In alto si scorge una cornice, all’interno della quale, fra due nastri bianchi e rossi dal profilo seghettato, si trovano una serie di sagome bianche dal profilo circolare simili a grandi conchiglie, alternate a coppie di cornucopie annodate a un elemento coniforme.
Di fianco, sulla parete sinistra dell’area presbiteriale è raffigurata l’ultima Cena, risale all’inizio del XII secolo, si tratta di una delle più antiche e interessanti raffigurazioni, contenente per la prima volta elementi iconografici poi ampiamente mutuati nei secoli successivi e altri unici.
La scena è inquadrata in alto da una bordatura ad arco, i due spazi di risulta fra quest’ultima e la cornice
rettangolare del riquadro sono riempiti da una rosetta.
La banda orizzontale, dipinta a coronamento del pannello ospita un motivo vegetale con foglie verdi e fiori rossi.
Vi è ritratto in primo piano Giuda, più piccolo e distante dal tavolo; in qualità di traditore è privo di aureola.
Lungo il tavolo di forma semicircolare sono seduti gli apostoli, divisi in due gruppi a destra e a sinistra del Cristo, assiso al centro.
Sul tavolo sono disposti cinque recipienti concavi, ciascuno contenente un pesce, secondo una soluzione iconografica che trova raramente riscontro in contesti occidentali, come la decorazione della cripta di Sant’Ansano a Spoleto, ascrivibile alla metà dell’XI secolo o la successiva, sempre spoletina, del Monastero di Santa Maria inter Angelos.
Gli apostoli disposti a semicerchio allungano una mano aperta sul tavolo, ad eccezione di Giovanni, che appoggia la testa sulla spalla sinistra del Cristo.
La scena sottostante, al di sotto della Cena è mutila della parte inferiore, non interpretabile con certezza, probabilmente raffigura la Lavanda dei Piedi.
L’ltare è sostenuto da una lapide iscritta.
L’area presbiteriale coincide con la primitiva cappella, ricoperta da una volta a botte, in origine, nel VII – VIII secolo, interamente affrescata.
Di questo primo nucleo pittorico resta riconoscibile soltanto il disegno preparatorio di una scena evangelica, la Visitazione, cioè l’incontro fra Maria e la cugina Elisabetta, in corrispondenza dell’area più esterna della parete sinistra del sepolcro.

= SEZIONE DATI =
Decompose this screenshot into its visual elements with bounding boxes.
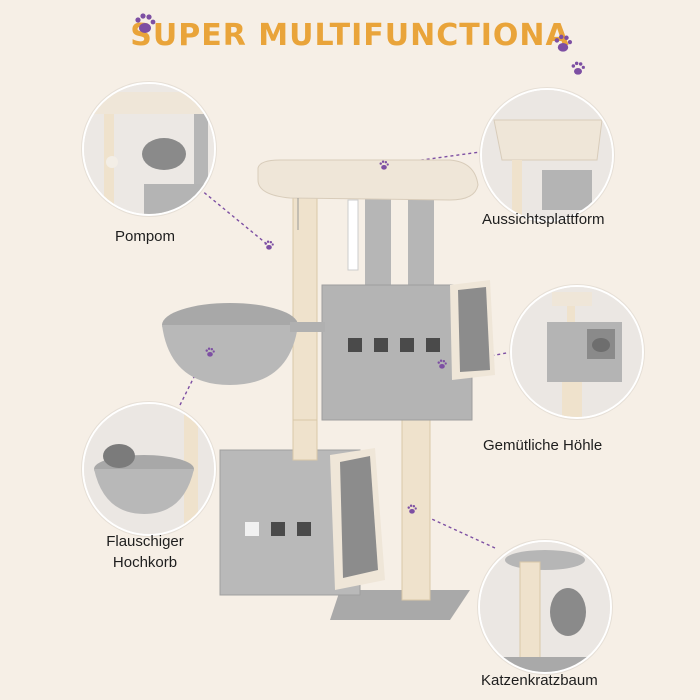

= COSE DA FARE =
1. Secondo il testo sugli affreschi dell’area presbiteriale, quanti recipienti sono disposti sul tavolo dell’ultima Cena e che cosa contiene ciascuno?
2. Trascrivi dal testo sugli affreschi dell’area presbiteriale il tratto da "Vi è ritratto" fino a "sinistra del Cristo.".
3. Prosegui il testo sugli affreschi dell’area presbiteriale, riprendendo subito dopo la sua ultima frase.
Le righe non hanno alcun ruolo in questo lavoro.

= SOLUZIONI DEGLI ESERCIZI =
1. Cinque recipienti concavi, ciascuno contenente un pesce.

2.
Vi è ritratto in primo piano Giuda, più piccolo e distante dal tavolo; in qualità di traditore è privo di aureola.
Lungo il tavolo di forma semicircolare sono seduti gli apostoli, divisi in due gruppi a destra e a sinistra del Cristo, assiso al centro.
Sul tavolo sono disposti cinque recipienti concavi, ciascuno contenente un pesce, secondo una soluzione iconografica che trova raramente riscontro in contesti occidentali, come la decorazione della cripta di Sant’Ansano a Spoleto, ascrivibile alla metà dell’XI secolo o la successiva, sempre spoletina, del Monastero di Santa Maria inter Angelos.
Gli apostoli disposti a semicerchio allungano una mano aperta sul tavolo, ad eccezione di Giovanni, che appoggia la testa sulla spalla sinistra del Cristo.

3.
Lungo le superfici della volta si scorgono numerosi graffiti in Onciale romano, antica scrittura in uso dal III all’VIII secolo.
Sotto il pavimento sono state rinvenute sei sepolture in muratura, di cui quella contro la parete di fondo è probabilmente quella di Flavio Eusebio.
Sulla parete absidale è stato posto, presumibilmente nel XVII, una quattrocentesca Madonna col Bambino, affresco staccato di cui si ignora la provenienza.
A sinistra è affrescato Sant’Eusebio e a destra Santo Stefano, opere del XVII secolo.
La navata destra conserva, in prossimità della controfacciata le colonne di un ciborio e un sarcofago longobardo; nel vicino noccioleto sono state individuate numerose sepolture longobarde ancora da scavare.
In corrispondenza della parete di fondo della navata di destra è visibile un affresco con due figure longilinee in tunica celeste: le Vergini prudenti.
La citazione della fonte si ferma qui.